** WRITTEN REQUEST **
Read the entries below and pull out each line with the string "Parse".

** AVAILABLE DATA **
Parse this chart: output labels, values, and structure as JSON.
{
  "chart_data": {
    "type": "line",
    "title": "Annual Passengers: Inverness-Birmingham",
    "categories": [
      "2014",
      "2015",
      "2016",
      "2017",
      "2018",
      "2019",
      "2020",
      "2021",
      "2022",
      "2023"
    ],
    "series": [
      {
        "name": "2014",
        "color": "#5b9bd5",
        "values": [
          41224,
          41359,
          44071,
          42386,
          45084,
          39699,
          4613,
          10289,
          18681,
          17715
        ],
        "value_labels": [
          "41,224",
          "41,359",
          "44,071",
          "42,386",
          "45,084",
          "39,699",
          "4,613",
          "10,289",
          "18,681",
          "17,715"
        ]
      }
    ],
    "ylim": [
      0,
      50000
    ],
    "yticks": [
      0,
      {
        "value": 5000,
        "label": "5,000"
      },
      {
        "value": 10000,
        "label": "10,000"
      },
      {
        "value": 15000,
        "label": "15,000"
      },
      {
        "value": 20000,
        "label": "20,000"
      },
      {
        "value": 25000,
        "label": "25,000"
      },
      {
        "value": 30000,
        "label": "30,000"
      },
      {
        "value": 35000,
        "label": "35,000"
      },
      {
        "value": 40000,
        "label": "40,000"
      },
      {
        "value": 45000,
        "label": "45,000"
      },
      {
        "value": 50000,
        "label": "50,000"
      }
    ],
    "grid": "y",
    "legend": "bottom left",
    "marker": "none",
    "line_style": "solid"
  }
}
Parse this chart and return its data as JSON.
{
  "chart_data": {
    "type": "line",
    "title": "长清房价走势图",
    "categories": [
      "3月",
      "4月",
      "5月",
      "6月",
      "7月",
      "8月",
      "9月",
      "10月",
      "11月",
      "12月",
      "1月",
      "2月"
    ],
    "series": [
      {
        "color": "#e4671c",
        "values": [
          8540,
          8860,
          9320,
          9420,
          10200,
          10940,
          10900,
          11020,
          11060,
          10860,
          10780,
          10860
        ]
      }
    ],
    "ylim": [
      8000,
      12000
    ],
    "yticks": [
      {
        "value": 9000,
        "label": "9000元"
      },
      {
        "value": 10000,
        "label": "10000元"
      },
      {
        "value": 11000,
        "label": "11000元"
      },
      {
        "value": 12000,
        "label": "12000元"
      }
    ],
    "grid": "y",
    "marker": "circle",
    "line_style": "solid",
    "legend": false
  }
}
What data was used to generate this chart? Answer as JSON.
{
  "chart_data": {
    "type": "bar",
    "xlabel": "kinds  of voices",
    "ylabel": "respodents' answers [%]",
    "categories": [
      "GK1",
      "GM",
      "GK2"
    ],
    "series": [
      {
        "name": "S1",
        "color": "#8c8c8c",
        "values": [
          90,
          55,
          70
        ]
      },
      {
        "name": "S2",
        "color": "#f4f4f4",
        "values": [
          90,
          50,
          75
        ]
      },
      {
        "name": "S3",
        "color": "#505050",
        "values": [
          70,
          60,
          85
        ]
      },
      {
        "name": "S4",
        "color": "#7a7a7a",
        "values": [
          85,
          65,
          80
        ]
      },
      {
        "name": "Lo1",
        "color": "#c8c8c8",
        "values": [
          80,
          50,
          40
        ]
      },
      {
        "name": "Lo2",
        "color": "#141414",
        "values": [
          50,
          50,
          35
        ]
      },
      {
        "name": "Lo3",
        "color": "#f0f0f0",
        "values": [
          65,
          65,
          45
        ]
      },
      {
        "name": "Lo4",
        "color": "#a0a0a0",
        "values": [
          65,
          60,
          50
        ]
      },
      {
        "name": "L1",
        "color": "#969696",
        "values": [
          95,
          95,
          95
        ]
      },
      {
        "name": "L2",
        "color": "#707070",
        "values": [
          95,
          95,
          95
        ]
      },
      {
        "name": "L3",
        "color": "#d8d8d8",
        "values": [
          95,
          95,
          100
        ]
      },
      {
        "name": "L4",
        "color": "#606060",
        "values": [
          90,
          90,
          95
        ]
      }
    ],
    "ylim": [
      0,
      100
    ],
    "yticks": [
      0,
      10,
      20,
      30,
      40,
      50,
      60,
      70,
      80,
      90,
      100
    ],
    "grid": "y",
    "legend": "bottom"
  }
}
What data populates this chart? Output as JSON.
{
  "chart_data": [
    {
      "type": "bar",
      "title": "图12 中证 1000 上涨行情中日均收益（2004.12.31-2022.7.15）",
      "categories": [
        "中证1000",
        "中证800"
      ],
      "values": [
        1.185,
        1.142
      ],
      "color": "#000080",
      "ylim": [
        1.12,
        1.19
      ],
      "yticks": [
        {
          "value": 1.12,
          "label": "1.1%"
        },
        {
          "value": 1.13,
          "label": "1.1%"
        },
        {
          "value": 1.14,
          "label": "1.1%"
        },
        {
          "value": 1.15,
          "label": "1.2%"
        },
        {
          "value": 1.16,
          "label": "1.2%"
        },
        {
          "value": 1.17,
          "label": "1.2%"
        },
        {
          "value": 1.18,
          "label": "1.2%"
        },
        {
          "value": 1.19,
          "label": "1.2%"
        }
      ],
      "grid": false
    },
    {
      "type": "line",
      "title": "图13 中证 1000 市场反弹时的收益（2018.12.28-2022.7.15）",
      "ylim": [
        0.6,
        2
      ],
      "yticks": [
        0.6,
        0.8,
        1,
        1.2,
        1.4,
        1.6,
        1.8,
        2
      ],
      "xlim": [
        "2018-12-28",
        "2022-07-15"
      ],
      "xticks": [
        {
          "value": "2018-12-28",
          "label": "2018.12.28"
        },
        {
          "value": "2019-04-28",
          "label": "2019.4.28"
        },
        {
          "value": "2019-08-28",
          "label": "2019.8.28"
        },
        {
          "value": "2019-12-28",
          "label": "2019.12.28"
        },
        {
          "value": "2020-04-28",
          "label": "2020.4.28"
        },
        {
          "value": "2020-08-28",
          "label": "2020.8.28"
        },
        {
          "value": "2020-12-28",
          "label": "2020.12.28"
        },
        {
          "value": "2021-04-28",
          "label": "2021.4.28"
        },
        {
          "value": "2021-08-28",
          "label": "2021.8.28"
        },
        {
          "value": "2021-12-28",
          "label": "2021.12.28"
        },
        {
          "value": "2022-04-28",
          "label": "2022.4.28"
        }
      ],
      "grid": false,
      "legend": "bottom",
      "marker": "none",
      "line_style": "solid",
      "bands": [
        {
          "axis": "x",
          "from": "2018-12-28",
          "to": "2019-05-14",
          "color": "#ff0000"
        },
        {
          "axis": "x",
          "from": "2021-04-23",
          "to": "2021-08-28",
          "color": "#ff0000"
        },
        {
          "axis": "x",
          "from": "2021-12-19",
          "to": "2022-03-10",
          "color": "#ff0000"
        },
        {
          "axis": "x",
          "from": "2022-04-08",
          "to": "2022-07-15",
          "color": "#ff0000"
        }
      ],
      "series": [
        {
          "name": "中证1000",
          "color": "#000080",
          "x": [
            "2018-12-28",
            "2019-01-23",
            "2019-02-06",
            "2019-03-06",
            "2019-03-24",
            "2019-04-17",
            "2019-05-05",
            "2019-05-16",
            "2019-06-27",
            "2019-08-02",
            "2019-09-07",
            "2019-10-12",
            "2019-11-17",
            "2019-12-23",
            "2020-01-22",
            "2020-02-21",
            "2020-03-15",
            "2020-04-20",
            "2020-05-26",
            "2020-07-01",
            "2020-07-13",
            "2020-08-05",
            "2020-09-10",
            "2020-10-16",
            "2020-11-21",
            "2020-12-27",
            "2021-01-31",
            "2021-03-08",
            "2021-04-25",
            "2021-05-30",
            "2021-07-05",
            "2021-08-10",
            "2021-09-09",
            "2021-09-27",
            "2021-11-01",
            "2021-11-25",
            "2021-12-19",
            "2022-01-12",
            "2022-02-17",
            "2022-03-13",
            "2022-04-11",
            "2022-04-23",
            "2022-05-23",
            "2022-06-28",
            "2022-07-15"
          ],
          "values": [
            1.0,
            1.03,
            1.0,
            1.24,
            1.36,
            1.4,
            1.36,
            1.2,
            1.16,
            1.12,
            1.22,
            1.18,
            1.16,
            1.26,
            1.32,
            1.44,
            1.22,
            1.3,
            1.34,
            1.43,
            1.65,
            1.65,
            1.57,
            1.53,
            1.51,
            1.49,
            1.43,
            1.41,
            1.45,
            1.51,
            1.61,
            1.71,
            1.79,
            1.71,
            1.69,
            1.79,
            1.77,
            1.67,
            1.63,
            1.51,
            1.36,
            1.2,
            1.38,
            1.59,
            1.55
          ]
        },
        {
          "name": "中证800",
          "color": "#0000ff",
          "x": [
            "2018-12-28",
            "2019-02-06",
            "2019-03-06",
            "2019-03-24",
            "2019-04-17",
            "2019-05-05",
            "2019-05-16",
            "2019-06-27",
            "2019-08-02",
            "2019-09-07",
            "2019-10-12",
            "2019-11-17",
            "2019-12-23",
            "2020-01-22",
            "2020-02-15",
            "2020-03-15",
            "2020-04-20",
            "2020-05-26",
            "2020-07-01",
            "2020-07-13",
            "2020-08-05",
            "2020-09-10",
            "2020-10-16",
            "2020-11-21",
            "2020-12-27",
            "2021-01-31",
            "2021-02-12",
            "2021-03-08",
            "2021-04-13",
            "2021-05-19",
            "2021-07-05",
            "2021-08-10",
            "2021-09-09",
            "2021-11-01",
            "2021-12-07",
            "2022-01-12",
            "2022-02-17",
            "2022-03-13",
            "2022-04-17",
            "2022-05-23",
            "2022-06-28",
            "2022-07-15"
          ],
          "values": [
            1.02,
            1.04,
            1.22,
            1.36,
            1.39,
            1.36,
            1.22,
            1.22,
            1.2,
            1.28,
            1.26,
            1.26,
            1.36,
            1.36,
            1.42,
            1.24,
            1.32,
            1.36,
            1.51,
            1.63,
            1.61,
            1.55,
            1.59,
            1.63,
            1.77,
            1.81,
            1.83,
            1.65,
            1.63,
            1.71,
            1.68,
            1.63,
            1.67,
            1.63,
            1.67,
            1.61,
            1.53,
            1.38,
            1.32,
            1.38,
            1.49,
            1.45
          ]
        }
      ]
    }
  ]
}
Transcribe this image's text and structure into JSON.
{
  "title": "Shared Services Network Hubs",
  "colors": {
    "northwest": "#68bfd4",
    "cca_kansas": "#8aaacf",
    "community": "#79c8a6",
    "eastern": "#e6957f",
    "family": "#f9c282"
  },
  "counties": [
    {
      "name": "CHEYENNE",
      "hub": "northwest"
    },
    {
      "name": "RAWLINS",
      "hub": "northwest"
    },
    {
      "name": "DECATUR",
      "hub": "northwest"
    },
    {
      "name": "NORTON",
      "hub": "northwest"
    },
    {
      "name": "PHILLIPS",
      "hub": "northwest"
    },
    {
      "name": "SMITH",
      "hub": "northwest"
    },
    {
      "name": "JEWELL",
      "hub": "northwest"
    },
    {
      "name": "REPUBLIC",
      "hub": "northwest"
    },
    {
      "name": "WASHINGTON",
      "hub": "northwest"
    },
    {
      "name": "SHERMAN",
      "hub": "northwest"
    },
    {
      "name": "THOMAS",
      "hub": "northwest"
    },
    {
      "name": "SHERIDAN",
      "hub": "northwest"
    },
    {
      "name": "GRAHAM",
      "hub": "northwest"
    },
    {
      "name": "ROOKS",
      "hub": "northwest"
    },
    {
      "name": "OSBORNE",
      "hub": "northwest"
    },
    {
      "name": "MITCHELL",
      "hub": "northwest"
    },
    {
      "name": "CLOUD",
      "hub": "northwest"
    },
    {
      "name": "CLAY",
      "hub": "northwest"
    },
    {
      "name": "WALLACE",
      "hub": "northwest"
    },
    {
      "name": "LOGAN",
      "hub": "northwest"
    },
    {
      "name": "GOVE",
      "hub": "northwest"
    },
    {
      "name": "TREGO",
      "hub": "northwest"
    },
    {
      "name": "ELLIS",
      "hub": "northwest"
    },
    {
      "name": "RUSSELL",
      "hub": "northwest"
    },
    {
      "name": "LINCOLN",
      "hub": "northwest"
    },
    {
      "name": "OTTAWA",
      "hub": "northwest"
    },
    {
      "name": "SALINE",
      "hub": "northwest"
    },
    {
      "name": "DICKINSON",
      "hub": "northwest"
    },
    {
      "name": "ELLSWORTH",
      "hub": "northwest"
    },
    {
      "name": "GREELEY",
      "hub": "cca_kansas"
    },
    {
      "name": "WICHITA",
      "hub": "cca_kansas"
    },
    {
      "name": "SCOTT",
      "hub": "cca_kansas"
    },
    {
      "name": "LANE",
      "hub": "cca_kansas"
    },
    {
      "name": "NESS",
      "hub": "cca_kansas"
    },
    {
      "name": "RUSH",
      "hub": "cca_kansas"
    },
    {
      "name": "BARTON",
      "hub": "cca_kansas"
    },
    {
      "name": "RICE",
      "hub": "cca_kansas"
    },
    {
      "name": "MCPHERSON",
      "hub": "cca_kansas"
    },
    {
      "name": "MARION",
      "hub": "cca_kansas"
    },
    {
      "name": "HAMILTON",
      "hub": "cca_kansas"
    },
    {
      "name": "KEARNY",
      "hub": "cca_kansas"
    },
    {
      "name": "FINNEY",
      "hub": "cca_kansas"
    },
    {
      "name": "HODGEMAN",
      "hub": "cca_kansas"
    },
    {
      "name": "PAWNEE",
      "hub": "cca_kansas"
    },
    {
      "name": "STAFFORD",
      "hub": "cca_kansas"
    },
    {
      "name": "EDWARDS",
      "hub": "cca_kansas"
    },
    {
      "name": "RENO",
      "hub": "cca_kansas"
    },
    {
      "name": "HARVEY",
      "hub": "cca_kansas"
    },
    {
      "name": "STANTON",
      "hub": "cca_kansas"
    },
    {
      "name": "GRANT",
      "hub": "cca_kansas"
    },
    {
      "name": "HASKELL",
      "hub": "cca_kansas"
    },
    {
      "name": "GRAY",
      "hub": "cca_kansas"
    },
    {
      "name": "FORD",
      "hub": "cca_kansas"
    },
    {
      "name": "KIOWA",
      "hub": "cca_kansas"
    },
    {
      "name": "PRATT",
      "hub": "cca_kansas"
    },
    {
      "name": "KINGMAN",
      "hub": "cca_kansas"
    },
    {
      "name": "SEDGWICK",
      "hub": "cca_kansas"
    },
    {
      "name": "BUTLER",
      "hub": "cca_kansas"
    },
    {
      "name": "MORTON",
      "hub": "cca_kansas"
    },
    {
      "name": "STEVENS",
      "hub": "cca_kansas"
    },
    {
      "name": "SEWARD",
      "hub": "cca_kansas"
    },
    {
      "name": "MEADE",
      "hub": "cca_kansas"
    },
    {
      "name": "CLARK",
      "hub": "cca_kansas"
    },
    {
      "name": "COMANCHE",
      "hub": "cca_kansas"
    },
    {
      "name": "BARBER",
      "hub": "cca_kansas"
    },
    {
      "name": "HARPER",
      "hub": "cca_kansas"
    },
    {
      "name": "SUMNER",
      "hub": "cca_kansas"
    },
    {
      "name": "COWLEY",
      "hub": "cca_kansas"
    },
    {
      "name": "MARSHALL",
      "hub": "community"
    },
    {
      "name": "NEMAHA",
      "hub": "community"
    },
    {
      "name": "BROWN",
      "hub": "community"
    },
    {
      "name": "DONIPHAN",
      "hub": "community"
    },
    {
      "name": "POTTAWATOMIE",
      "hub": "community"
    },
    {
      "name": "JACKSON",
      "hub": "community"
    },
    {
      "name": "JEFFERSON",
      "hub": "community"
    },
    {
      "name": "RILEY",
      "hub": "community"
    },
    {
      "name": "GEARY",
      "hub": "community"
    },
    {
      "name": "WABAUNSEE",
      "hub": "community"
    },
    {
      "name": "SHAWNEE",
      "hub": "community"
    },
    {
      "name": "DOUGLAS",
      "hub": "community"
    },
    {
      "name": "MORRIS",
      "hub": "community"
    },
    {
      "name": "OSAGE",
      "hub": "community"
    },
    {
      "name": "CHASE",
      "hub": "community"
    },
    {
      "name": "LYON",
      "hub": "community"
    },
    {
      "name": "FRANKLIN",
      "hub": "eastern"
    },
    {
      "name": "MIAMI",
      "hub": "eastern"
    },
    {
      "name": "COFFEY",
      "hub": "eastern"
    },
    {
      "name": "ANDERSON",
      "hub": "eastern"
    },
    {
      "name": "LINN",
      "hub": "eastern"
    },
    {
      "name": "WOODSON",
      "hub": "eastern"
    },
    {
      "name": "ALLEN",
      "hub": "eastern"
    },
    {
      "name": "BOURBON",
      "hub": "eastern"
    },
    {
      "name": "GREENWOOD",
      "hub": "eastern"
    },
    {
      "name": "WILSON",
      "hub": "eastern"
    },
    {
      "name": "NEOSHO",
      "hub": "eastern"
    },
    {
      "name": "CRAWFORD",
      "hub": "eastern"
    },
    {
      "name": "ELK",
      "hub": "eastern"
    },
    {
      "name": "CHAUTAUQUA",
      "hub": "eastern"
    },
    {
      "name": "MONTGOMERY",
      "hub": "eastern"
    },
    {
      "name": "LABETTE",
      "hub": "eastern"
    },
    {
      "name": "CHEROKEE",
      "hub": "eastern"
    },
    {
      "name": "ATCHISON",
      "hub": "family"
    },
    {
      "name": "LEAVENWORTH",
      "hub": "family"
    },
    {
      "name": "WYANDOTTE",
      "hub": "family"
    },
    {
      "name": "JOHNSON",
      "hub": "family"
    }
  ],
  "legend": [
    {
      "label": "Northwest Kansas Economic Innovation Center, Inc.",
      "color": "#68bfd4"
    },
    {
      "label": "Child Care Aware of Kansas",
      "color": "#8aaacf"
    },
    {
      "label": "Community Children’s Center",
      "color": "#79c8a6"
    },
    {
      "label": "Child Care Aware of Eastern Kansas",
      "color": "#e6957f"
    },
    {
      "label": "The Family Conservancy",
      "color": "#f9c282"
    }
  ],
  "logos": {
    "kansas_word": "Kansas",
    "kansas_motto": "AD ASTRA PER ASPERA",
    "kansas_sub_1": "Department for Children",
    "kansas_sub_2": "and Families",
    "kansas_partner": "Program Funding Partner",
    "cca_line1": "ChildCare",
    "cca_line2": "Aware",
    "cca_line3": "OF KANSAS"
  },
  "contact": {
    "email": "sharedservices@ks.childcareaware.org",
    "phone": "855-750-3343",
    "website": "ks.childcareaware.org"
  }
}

** SOLUTION TO THE PROBLEM **
Parse this chart: output labels, values, and structure as JSON.
Parse this chart and return its data as JSON.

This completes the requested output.